▶ _Task statement_
Quote each of these lines word for word.

▶ _Rows from a dataset_
-- Begin --

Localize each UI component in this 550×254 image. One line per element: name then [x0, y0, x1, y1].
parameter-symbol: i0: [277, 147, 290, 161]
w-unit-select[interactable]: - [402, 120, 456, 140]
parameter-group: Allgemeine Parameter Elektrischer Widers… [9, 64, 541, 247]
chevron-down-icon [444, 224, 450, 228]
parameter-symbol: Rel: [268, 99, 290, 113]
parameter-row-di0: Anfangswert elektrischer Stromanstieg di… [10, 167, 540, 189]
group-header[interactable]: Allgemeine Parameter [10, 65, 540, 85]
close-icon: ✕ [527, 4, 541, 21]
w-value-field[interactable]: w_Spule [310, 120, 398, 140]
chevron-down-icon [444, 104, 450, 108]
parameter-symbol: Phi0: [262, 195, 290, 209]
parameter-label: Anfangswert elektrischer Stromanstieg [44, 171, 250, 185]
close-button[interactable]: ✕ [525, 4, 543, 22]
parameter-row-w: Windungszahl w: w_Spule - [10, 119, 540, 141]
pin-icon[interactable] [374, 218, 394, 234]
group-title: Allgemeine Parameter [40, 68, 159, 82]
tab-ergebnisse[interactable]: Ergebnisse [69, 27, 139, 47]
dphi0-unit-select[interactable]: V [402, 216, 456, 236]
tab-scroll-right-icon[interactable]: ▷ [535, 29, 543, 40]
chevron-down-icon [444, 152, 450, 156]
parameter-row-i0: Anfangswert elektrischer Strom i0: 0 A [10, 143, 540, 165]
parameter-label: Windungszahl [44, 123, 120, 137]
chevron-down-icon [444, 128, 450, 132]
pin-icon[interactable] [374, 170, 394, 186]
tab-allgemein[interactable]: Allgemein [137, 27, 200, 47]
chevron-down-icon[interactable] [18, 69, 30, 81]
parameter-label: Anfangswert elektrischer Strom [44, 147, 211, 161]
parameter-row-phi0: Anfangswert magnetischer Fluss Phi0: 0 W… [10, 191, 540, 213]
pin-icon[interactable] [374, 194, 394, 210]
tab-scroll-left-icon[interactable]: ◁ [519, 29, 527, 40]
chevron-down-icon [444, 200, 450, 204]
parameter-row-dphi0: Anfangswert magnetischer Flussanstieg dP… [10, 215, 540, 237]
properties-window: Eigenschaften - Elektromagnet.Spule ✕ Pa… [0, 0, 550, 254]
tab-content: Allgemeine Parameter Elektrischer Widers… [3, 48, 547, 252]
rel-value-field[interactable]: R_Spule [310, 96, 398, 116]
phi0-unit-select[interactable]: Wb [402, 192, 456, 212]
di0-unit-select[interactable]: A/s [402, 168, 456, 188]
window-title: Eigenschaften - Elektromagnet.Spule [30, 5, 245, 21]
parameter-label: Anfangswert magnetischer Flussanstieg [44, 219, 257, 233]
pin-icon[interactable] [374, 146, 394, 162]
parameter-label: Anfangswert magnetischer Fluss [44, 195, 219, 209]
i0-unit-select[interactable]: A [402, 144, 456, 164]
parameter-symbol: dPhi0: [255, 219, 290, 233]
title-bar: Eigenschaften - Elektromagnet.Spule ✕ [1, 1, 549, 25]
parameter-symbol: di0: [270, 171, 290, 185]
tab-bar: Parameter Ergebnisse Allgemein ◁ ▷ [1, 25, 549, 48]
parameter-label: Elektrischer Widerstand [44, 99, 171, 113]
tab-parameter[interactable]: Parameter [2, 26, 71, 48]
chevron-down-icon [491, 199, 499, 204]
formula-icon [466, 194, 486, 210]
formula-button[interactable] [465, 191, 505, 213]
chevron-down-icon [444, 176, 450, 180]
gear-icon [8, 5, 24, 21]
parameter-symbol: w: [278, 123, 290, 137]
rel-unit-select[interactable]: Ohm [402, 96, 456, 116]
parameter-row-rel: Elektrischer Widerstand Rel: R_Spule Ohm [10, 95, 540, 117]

-- End --

▶ _Result of the task_
Localize each UI component in this 550×254 image. One line per element: name then [x0, y0, x1, y1].
parameter-symbol: i0: [277, 147, 290, 161]
w-unit-select[interactable]: - [402, 120, 456, 140]
parameter-group: Allgemeine Parameter Elektrischer Widers… [9, 64, 541, 247]
chevron-down-icon [444, 224, 450, 228]
parameter-symbol: Rel: [268, 99, 290, 113]
parameter-row-di0: Anfangswert elektrischer Stromanstieg di… [10, 167, 540, 189]
group-header[interactable]: Allgemeine Parameter [10, 65, 540, 85]
close-icon: ✕ [527, 4, 541, 21]
w-value-field[interactable]: w_Spule [310, 120, 398, 140]
chevron-down-icon [444, 104, 450, 108]
parameter-symbol: Phi0: [262, 195, 290, 209]
parameter-label: Anfangswert elektrischer Stromanstieg [44, 171, 250, 185]
close-button[interactable]: ✕ [525, 4, 543, 22]
parameter-row-w: Windungszahl w: w_Spule - [10, 119, 540, 141]
pin-icon[interactable] [374, 218, 394, 234]
group-title: Allgemeine Parameter [40, 68, 159, 82]
tab-ergebnisse[interactable]: Ergebnisse [69, 27, 139, 47]
dphi0-unit-select[interactable]: V [402, 216, 456, 236]
tab-scroll-right-icon[interactable]: ▷ [535, 29, 543, 40]
chevron-down-icon [444, 152, 450, 156]
parameter-row-i0: Anfangswert elektrischer Strom i0: 0 A [10, 143, 540, 165]
parameter-label: Windungszahl [44, 123, 120, 137]
chevron-down-icon [444, 128, 450, 132]
pin-icon[interactable] [374, 170, 394, 186]
tab-allgemein[interactable]: Allgemein [137, 27, 200, 47]
chevron-down-icon[interactable] [18, 69, 30, 81]
parameter-label: Anfangswert elektrischer Strom [44, 147, 211, 161]
parameter-row-phi0: Anfangswert magnetischer Fluss Phi0: 0 W… [10, 191, 540, 213]
pin-icon[interactable] [374, 194, 394, 210]
tab-scroll-left-icon[interactable]: ◁ [519, 29, 527, 40]
chevron-down-icon [444, 200, 450, 204]
parameter-row-dphi0: Anfangswert magnetischer Flussanstieg dP… [10, 215, 540, 237]
properties-window: Eigenschaften - Elektromagnet.Spule ✕ Pa… [0, 0, 550, 254]
tab-content: Allgemeine Parameter Elektrischer Widers… [3, 48, 547, 252]
rel-value-field[interactable]: R_Spule [310, 96, 398, 116]
phi0-unit-select[interactable]: Wb [402, 192, 456, 212]
di0-unit-select[interactable]: A/s [402, 168, 456, 188]
window-title: Eigenschaften - Elektromagnet.Spule [30, 5, 245, 21]
parameter-label: Anfangswert magnetischer Flussanstieg [44, 219, 257, 233]
pin-icon[interactable] [374, 146, 394, 162]
parameter-label: Anfangswert magnetischer Fluss [44, 195, 219, 209]
i0-unit-select[interactable]: A [402, 144, 456, 164]
parameter-symbol: dPhi0: [255, 219, 290, 233]
title-bar: Eigenschaften - Elektromagnet.Spule ✕ [1, 1, 549, 25]
parameter-symbol: di0: [270, 171, 290, 185]
tab-bar: Parameter Ergebnisse Allgemein ◁ ▷ [1, 25, 549, 48]
parameter-label: Elektrischer Widerstand [44, 99, 171, 113]
tab-parameter[interactable]: Parameter [2, 26, 71, 48]
chevron-down-icon [491, 199, 499, 204]
formula-icon [466, 194, 486, 210]
formula-button[interactable] [465, 191, 505, 213]
chevron-down-icon [444, 176, 450, 180]
gear-icon [8, 5, 24, 21]
parameter-symbol: w: [278, 123, 290, 137]
rel-unit-select[interactable]: Ohm [402, 96, 456, 116]
parameter-row-rel: Elektrischer Widerstand Rel: R_Spule Ohm [10, 95, 540, 117]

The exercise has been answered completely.